Go through the entries below and pick out every line with "Grade".

----- Records for processing -----

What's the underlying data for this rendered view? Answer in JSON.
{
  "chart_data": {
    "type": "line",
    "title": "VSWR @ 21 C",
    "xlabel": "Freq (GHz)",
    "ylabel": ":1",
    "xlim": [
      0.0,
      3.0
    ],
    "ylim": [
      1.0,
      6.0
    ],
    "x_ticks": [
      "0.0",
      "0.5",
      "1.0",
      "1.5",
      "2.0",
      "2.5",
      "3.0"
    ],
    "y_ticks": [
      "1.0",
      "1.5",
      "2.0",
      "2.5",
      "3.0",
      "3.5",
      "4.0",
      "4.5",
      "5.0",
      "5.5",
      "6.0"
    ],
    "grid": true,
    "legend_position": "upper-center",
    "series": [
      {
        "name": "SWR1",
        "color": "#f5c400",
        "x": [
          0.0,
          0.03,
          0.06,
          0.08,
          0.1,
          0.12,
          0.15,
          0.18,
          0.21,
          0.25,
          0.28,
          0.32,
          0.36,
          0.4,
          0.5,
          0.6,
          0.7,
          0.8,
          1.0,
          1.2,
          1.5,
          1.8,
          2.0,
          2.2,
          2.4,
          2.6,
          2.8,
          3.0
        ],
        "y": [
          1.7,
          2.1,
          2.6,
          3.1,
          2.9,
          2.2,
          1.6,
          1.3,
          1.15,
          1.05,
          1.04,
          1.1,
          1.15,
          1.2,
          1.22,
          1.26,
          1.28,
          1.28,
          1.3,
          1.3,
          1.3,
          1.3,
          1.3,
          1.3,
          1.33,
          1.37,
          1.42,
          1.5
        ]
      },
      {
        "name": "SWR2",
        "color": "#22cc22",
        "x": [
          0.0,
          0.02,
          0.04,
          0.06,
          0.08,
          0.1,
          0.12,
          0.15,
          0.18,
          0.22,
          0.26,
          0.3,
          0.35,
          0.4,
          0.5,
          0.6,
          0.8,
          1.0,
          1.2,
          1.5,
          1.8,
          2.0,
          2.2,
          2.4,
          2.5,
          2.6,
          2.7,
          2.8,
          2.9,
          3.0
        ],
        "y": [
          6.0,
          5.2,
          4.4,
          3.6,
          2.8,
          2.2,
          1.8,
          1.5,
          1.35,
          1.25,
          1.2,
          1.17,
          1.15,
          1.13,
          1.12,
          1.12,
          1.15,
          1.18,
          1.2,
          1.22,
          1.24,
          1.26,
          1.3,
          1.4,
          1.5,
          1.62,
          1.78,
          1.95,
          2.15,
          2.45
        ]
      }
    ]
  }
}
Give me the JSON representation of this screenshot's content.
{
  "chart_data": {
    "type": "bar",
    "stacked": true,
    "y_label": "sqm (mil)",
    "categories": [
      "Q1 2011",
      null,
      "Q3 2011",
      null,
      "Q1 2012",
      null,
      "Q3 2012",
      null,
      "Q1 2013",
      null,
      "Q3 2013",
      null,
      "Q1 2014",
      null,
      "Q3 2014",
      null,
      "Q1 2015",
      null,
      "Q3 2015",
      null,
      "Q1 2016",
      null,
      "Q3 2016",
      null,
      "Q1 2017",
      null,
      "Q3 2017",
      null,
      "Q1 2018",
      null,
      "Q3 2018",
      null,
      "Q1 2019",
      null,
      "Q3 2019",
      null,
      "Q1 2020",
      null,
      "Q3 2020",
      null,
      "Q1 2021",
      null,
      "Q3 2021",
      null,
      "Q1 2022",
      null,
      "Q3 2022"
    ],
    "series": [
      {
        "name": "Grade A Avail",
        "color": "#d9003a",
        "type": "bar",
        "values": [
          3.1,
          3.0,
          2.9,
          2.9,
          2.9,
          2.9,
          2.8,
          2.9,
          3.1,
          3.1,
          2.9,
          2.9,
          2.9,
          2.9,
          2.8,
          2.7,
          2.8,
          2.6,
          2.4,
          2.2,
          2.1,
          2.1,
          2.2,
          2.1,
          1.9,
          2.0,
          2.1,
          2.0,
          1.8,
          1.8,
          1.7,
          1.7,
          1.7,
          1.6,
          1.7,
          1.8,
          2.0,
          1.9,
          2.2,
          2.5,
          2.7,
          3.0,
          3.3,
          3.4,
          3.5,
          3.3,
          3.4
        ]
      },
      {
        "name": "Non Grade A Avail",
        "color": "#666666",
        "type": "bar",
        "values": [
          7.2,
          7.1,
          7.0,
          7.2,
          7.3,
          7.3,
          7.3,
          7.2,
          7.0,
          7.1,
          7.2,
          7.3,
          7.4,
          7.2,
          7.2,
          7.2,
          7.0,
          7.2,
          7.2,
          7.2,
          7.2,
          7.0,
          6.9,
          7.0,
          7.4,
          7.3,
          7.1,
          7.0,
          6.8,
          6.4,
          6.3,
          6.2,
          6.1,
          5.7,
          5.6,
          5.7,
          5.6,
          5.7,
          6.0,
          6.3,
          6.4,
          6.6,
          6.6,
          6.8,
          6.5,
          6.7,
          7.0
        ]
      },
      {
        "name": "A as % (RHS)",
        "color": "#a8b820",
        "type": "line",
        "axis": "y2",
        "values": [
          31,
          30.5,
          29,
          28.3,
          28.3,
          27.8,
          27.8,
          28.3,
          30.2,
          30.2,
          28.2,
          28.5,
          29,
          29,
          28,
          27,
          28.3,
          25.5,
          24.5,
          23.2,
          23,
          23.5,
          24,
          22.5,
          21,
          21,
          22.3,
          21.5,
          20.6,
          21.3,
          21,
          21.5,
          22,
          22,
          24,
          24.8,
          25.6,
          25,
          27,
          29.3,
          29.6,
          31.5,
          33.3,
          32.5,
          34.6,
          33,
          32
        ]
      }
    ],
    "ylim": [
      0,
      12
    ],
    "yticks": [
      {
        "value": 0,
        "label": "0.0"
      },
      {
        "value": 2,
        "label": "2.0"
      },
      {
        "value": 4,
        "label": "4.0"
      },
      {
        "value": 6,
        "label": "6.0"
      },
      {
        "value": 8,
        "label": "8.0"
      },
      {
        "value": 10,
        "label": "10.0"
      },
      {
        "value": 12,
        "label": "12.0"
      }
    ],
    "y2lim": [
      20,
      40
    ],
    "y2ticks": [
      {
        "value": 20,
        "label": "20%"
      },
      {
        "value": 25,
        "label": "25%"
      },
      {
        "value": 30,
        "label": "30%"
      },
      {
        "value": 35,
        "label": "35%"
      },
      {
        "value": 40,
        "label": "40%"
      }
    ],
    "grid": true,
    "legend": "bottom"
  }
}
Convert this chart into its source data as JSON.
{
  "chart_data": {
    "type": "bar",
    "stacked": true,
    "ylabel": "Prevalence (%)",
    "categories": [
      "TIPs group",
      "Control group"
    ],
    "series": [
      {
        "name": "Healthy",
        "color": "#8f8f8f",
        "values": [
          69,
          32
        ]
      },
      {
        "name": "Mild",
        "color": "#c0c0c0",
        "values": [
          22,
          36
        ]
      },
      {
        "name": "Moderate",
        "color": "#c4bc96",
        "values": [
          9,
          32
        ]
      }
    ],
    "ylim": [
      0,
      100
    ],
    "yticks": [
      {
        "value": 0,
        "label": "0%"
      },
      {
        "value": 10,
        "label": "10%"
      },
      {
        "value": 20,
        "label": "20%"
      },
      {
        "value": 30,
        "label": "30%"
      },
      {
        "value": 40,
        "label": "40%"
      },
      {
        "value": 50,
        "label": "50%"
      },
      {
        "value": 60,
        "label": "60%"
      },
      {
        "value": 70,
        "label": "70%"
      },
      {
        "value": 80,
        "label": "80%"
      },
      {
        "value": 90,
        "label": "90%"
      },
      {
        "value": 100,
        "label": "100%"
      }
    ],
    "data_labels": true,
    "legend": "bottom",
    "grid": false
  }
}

-----

## Solved problem
        "name": "Grade A Avail",
        "name": "Non Grade A Avail",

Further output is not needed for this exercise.